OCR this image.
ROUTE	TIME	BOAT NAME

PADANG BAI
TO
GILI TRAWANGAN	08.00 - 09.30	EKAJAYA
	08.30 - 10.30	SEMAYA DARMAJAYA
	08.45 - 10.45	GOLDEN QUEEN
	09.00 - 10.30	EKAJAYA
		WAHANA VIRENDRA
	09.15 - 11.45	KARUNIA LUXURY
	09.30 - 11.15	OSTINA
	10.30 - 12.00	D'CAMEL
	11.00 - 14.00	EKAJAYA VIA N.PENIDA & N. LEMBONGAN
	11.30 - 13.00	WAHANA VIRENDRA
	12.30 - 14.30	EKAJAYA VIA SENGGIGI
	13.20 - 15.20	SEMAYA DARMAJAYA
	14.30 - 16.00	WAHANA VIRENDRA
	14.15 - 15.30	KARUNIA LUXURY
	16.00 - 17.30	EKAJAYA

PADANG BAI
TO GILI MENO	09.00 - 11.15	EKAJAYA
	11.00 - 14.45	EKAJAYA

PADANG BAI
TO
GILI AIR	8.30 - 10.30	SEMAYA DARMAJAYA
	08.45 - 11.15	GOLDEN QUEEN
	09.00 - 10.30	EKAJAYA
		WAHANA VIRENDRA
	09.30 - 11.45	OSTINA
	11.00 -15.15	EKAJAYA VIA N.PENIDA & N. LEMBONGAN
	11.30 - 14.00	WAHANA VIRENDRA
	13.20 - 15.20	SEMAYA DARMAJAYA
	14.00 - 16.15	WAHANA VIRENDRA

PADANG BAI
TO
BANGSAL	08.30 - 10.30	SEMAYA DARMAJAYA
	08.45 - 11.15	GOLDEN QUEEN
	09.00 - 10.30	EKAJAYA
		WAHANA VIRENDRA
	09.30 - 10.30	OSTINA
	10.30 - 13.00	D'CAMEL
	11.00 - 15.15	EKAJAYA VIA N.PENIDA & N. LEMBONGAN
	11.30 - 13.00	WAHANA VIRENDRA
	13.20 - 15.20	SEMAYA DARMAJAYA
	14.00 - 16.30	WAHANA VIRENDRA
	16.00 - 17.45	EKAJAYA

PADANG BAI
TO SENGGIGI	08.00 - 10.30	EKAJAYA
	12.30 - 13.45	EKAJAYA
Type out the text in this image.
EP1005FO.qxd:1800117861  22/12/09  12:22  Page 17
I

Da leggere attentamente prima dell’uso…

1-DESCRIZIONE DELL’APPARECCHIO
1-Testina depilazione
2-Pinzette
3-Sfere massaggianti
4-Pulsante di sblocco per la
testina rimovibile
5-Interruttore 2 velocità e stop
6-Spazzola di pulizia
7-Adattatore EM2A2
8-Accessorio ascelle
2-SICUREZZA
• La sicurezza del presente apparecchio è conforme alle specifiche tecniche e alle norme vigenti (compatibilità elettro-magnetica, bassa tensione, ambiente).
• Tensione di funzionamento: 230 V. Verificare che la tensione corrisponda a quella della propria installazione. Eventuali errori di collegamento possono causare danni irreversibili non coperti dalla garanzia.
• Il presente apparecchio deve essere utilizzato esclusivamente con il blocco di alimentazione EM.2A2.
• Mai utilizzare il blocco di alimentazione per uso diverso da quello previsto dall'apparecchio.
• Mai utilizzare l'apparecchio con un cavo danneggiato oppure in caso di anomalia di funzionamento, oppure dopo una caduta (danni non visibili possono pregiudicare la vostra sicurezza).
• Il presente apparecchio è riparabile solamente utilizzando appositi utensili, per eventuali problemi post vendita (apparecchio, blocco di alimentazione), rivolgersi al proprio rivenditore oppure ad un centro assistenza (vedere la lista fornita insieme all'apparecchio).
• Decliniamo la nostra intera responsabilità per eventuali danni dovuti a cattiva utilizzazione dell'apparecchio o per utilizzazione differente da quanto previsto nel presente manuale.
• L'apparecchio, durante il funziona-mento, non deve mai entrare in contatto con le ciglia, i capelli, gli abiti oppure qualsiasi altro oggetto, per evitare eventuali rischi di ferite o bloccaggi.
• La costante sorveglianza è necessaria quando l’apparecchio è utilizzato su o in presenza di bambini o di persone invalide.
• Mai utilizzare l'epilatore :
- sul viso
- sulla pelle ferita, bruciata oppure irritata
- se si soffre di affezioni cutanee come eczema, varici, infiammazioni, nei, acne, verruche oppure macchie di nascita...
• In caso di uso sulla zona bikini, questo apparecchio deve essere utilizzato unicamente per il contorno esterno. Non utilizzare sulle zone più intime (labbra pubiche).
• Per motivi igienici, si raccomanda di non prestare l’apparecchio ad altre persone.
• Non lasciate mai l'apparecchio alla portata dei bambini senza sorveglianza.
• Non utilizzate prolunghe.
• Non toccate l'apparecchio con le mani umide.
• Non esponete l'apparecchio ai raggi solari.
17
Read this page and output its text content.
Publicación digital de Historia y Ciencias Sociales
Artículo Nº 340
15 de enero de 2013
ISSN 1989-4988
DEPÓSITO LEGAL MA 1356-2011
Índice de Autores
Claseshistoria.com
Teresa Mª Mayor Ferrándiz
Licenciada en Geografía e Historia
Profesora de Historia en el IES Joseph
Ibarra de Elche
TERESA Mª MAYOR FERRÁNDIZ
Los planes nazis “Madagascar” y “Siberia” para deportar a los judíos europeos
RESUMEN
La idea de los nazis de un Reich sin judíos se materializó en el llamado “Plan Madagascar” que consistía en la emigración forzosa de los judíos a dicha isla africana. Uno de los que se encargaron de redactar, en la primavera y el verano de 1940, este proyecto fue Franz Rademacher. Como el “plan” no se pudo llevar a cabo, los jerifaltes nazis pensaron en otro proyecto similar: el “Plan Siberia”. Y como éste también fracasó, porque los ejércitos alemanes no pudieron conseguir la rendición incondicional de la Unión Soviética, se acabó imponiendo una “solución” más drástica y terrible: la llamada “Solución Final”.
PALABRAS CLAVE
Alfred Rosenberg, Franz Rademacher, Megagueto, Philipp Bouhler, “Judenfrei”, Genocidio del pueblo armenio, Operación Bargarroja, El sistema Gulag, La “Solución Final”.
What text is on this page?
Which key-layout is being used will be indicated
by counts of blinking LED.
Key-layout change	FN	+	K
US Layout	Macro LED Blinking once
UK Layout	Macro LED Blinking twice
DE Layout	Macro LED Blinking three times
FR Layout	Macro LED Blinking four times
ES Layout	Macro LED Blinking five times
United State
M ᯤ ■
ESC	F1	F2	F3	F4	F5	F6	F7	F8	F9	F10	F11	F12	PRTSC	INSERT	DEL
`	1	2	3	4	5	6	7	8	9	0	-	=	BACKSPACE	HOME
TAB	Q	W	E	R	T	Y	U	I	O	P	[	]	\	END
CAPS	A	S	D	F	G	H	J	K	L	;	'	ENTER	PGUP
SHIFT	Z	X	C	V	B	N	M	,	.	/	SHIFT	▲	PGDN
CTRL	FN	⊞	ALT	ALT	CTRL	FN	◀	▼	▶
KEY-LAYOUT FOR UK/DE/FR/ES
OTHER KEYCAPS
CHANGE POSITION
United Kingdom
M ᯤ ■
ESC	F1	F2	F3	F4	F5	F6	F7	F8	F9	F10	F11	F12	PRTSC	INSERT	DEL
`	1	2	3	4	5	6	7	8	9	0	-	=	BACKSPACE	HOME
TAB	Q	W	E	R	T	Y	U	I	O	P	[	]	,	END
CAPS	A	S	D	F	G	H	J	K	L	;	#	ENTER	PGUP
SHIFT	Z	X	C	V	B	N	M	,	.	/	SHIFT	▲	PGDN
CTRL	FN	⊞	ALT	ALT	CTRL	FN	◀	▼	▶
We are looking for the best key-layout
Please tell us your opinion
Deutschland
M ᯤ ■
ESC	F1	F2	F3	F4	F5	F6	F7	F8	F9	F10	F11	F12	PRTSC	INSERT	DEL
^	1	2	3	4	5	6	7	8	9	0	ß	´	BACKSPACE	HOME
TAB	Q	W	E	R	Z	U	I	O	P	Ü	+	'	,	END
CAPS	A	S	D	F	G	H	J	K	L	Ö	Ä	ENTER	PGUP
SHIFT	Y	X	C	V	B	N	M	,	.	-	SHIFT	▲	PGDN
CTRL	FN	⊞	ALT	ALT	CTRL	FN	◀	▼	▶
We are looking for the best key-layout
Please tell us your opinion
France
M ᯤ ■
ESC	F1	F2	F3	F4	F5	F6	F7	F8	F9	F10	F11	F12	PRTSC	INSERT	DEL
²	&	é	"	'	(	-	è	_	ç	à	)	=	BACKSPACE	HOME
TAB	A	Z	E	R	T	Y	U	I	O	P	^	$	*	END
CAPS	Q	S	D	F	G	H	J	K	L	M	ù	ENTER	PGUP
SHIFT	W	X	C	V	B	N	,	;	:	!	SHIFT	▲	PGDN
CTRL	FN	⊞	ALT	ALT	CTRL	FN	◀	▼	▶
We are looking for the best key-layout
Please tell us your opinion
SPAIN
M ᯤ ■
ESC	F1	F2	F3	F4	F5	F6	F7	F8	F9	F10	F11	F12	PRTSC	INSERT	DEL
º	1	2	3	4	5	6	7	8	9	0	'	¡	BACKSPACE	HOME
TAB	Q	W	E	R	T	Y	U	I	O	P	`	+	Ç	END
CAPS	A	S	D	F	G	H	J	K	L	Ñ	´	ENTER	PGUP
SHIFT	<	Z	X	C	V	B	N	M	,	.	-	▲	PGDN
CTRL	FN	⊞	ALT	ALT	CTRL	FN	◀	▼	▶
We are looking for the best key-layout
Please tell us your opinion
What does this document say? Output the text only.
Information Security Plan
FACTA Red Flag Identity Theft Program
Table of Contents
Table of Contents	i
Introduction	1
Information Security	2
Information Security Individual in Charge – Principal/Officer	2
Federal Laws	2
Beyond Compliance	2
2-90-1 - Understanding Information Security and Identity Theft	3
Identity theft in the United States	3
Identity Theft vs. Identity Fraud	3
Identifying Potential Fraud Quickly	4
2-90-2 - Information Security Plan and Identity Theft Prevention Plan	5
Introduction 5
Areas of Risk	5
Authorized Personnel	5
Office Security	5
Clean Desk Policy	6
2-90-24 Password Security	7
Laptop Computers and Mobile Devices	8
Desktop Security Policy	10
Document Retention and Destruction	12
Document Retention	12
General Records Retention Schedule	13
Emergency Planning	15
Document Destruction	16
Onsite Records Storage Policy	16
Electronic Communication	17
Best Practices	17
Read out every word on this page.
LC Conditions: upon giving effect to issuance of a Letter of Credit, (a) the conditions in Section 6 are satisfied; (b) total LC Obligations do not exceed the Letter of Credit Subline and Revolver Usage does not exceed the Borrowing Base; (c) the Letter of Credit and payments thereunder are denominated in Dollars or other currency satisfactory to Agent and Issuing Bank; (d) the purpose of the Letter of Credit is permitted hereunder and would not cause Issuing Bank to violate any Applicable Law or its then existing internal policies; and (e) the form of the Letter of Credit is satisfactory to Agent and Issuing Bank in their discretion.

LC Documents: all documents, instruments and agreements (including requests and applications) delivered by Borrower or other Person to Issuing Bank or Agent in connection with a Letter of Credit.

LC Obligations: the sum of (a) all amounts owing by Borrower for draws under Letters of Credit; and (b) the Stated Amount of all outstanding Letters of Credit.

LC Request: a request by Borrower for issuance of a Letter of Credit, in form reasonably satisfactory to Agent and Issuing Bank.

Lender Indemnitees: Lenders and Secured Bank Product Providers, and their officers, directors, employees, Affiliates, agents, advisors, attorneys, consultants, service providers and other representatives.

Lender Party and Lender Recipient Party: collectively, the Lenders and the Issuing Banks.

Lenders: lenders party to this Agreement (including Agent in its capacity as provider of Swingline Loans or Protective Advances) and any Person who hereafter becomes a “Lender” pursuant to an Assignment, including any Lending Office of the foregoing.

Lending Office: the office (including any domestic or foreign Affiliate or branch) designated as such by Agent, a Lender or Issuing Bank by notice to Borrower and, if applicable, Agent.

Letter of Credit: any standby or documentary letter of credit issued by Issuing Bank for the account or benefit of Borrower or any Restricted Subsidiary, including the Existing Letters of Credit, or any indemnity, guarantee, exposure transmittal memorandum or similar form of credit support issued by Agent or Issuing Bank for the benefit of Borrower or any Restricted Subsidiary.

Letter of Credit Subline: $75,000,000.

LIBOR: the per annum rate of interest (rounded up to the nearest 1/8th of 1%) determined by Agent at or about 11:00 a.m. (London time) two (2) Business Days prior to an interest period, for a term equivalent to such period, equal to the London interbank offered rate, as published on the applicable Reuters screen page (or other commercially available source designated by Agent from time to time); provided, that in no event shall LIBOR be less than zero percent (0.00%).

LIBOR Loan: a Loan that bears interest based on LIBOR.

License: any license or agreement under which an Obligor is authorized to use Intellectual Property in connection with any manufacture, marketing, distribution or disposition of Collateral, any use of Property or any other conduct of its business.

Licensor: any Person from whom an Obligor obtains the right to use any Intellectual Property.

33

··········

• Written instruction
Pick out the lines containing the word "LUXURY" and show them.

• Exercise result
	09.15 - 11.45	KARUNIA LUXURY
	14.15 - 15.30	KARUNIA LUXURY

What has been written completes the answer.